*DIRECTION*
Repeat the listing that follows, character for character, minus the pictures.

#### STORED RECORDS

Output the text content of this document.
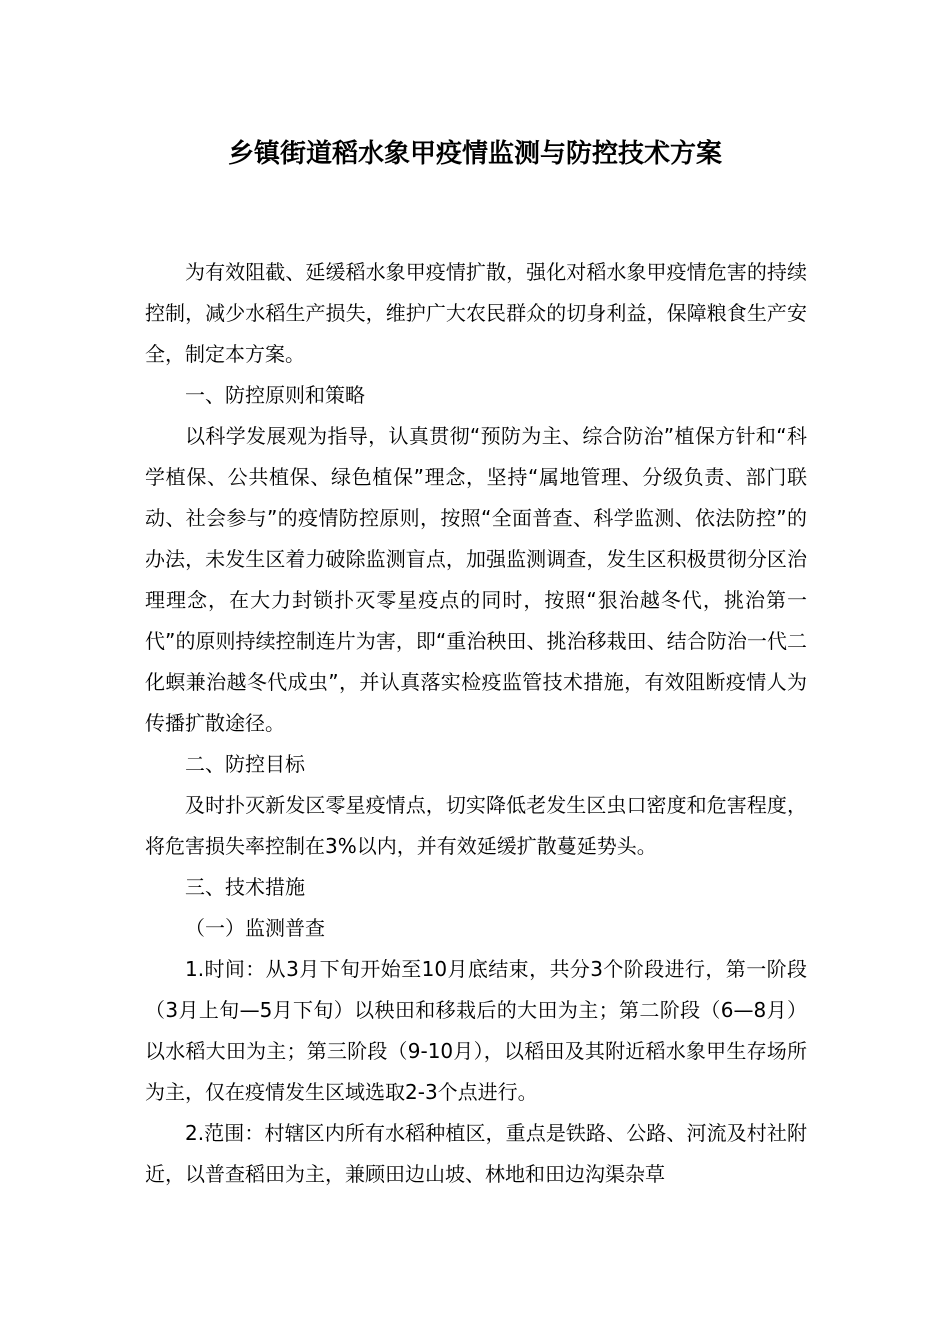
乡镇街道稻水象甲疫情监测与防控技术方案

为有效阻截、延缓稻水象甲疫情扩散，强化对稻水象甲疫情危害的持续控制，减少水稻生产损失，维护广大农民群众的切身利益，保障粮食生产安全，制定本方案。

一、防控原则和策略

以科学发展观为指导，认真贯彻“预防为主、综合防治”植保方针和“科学植保、公共植保、绿色植保”理念，坚持“属地管理、分级负责、部门联动、社会参与”的疫情防控原则，按照“全面普查、科学监测、依法防控”的办法，未发生区着力破除监测盲点，加强监测调查，发生区积极贯彻分区治理理念，在大力封锁扑灭零星疫点的同时，按照“狠治越冬代，挑治第一代”的原则持续控制连片为害，即“重治秧田、挑治移栽田、结合防治一代二化螟兼治越冬代成虫”，并认真落实检疫监管技术措施，有效阻断疫情人为传播扩散途径。

二、防控目标

及时扑灭新发区零星疫情点，切实降低老发生区虫口密度和危害程度，将危害损失率控制在3%以内，并有效延缓扩散蔓延势头。

三、技术措施

（一）监测普查

1.时间：从3月下旬开始至10月底结束，共分3个阶段进行，第一阶段（3月上旬—5月下旬）以秧田和移栽后的大田为主；第二阶段（6—8月）以水稻大田为主；第三阶段（9-10月），以稻田及其附近稻水象甲生存场所为主，仅在疫情发生区域选取2-3个点进行。

2.范围：村辖区内所有水稻种植区，重点是铁路、公路、河流及村社附近，以普查稻田为主，兼顾田边山坡、林地和田边沟渠杂草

########

*WRITTEN ANSWER*
Output the text content of this document.
乡镇街道稻水象甲疫情监测与防控技术方案

为有效阻截、延缓稻水象甲疫情扩散，强化对稻水象甲疫情危害的持续控制，减少水稻生产损失，维护广大农民群众的切身利益，保障粮食生产安全，制定本方案。

一、防控原则和策略

以科学发展观为指导，认真贯彻“预防为主、综合防治”植保方针和“科学植保、公共植保、绿色植保”理念，坚持“属地管理、分级负责、部门联动、社会参与”的疫情防控原则，按照“全面普查、科学监测、依法防控”的办法，未发生区着力破除监测盲点，加强监测调查，发生区积极贯彻分区治理理念，在大力封锁扑灭零星疫点的同时，按照“狠治越冬代，挑治第一代”的原则持续控制连片为害，即“重治秧田、挑治移栽田、结合防治一代二化螟兼治越冬代成虫”，并认真落实检疫监管技术措施，有效阻断疫情人为传播扩散途径。

二、防控目标

及时扑灭新发区零星疫情点，切实降低老发生区虫口密度和危害程度，将危害损失率控制在3%以内，并有效延缓扩散蔓延势头。

三、技术措施

（一）监测普查

1.时间：从3月下旬开始至10月底结束，共分3个阶段进行，第一阶段（3月上旬—5月下旬）以秧田和移栽后的大田为主；第二阶段（6—8月）以水稻大田为主；第三阶段（9-10月），以稻田及其附近稻水象甲生存场所为主，仅在疫情发生区域选取2-3个点进行。

2.范围：村辖区内所有水稻种植区，重点是铁路、公路、河流及村社附近，以普查稻田为主，兼顾田边山坡、林地和田边沟渠杂草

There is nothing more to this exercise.